Provided information

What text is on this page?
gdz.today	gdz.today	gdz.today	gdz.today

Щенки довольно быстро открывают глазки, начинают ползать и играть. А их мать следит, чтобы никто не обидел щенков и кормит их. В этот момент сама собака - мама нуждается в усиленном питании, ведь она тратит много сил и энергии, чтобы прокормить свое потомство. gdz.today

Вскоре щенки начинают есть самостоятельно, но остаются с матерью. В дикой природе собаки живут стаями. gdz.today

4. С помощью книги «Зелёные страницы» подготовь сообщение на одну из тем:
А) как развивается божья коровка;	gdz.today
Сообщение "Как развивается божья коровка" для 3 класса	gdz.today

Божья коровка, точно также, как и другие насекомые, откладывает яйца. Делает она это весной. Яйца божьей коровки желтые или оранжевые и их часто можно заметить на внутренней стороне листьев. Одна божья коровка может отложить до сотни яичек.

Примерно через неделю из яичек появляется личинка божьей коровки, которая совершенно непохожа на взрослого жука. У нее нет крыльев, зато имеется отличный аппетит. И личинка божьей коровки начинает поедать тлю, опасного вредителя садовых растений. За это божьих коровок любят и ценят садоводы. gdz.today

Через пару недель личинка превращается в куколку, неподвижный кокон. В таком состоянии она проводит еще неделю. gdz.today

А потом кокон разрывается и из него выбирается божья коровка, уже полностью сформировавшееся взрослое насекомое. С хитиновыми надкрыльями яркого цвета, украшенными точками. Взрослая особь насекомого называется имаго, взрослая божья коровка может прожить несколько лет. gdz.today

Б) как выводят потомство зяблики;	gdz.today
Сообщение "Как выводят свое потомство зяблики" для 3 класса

What the task requires
Please set down all the data word for word.

Solution
What text is on this page?
gdz.today	gdz.today	gdz.today	gdz.today

Щенки довольно быстро открывают глазки, начинают ползать и играть. А их мать следит, чтобы никто не обидел щенков и кормит их. В этот момент сама собака - мама нуждается в усиленном питании, ведь она тратит много сил и энергии, чтобы прокормить свое потомство. gdz.today

Вскоре щенки начинают есть самостоятельно, но остаются с матерью. В дикой природе собаки живут стаями. gdz.today

4. С помощью книги «Зелёные страницы» подготовь сообщение на одну из тем:
А) как развивается божья коровка;	gdz.today
Сообщение "Как развивается божья коровка" для 3 класса	gdz.today

Божья коровка, точно также, как и другие насекомые, откладывает яйца. Делает она это весной. Яйца божьей коровки желтые или оранжевые и их часто можно заметить на внутренней стороне листьев. Одна божья коровка может отложить до сотни яичек.

Примерно через неделю из яичек появляется личинка божьей коровки, которая совершенно непохожа на взрослого жука. У нее нет крыльев, зато имеется отличный аппетит. И личинка божьей коровки начинает поедать тлю, опасного вредителя садовых растений. За это божьих коровок любят и ценят садоводы. gdz.today

Через пару недель личинка превращается в куколку, неподвижный кокон. В таком состоянии она проводит еще неделю. gdz.today

А потом кокон разрывается и из него выбирается божья коровка, уже полностью сформировавшееся взрослое насекомое. С хитиновыми надкрыльями яркого цвета, украшенными точками. Взрослая особь насекомого называется имаго, взрослая божья коровка может прожить несколько лет. gdz.today

Б) как выводят потомство зяблики;	gdz.today
Сообщение "Как выводят свое потомство зяблики" для 3 класса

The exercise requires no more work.